- [RECORDS SHOWN]:

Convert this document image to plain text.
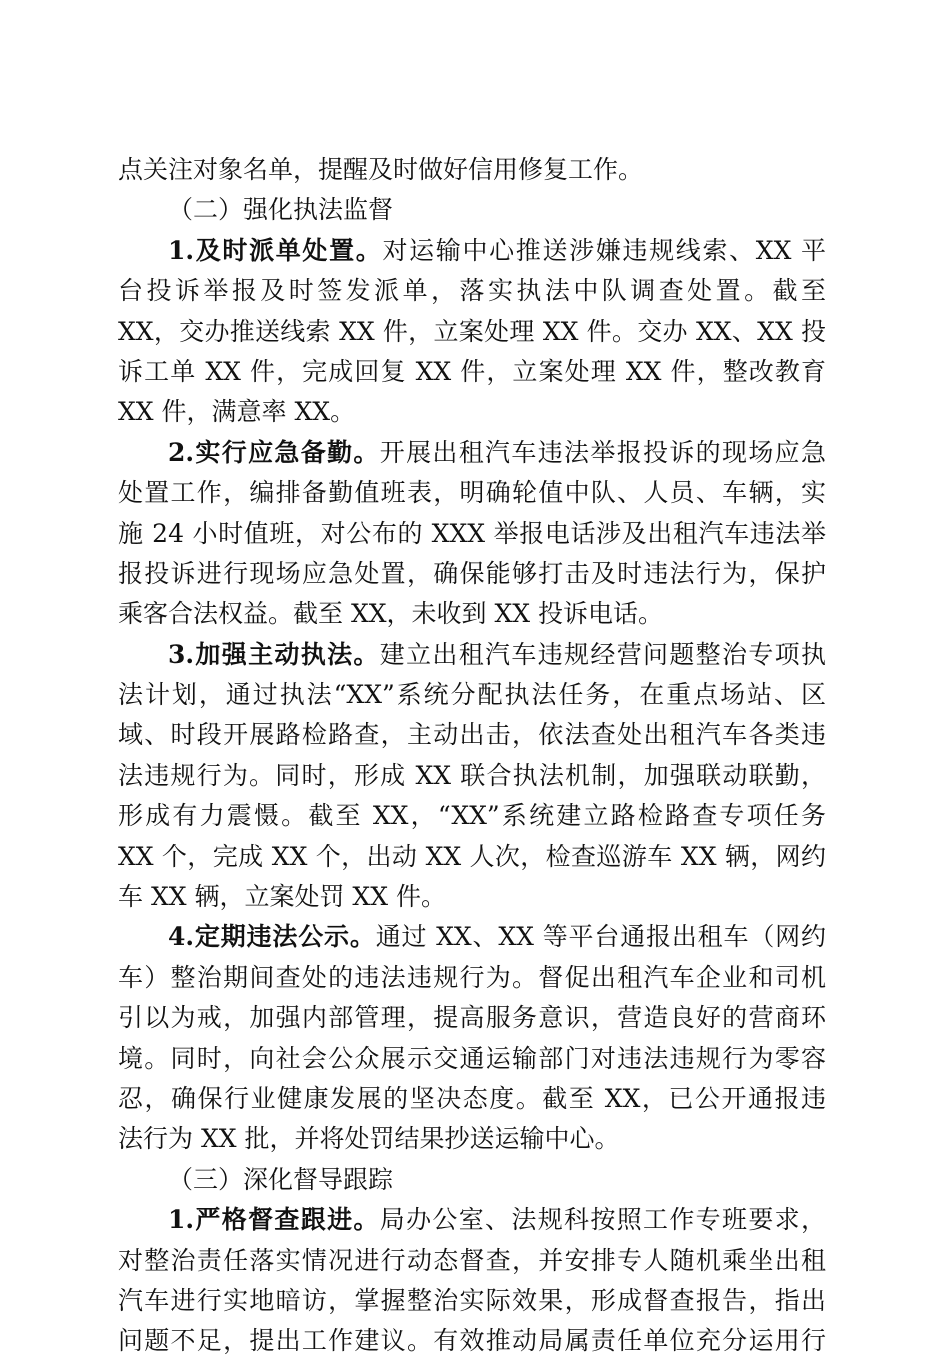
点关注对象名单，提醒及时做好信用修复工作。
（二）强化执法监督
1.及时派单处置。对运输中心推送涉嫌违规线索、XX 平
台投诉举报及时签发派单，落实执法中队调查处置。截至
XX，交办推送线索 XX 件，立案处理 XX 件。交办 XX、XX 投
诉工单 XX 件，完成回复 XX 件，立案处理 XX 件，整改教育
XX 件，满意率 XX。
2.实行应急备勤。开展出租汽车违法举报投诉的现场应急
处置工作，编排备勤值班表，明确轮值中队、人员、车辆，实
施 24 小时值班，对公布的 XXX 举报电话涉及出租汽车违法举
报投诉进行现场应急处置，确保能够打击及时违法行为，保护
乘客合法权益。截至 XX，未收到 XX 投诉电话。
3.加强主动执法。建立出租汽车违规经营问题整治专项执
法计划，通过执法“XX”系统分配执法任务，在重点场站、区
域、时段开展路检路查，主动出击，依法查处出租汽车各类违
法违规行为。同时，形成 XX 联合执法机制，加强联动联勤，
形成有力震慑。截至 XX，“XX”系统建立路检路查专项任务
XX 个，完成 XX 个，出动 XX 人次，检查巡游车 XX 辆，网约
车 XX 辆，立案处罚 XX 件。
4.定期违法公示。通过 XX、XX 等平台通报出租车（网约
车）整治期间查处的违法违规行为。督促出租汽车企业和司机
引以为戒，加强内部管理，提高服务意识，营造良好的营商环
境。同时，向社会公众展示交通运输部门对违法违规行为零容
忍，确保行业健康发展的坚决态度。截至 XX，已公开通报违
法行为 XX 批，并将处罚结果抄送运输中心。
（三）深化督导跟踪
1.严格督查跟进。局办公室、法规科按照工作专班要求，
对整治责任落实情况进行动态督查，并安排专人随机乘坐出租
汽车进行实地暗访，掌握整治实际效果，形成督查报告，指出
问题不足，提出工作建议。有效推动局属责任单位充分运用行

...

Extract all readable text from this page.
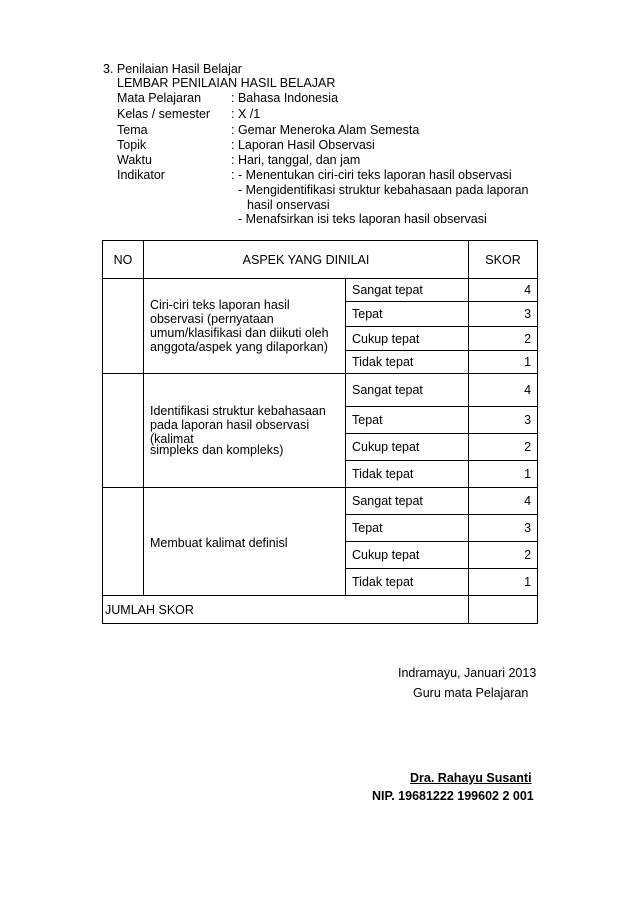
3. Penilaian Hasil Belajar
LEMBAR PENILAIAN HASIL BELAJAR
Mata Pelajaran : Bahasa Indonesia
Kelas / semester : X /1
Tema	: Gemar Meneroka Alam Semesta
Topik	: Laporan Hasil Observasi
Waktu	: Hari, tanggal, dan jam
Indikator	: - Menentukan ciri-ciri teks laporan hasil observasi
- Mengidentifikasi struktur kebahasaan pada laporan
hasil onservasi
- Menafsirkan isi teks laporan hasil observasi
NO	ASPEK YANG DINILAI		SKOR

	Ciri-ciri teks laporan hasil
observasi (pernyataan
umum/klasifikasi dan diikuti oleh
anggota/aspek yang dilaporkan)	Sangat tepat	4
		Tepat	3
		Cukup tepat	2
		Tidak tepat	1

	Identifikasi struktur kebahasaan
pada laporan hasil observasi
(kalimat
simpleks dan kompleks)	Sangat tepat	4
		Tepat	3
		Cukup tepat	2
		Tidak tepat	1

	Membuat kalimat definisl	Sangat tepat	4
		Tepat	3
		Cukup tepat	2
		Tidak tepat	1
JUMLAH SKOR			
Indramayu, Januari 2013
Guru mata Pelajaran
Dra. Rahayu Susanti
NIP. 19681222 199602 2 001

- [TASK DESCRIPTION]: Return all the lines that contain the string "ciri".

- [ANSWER BELOW]:
Indikator	: - Menentukan ciri-ciri teks laporan hasil observasi
	Ciri-ciri teks laporan hasil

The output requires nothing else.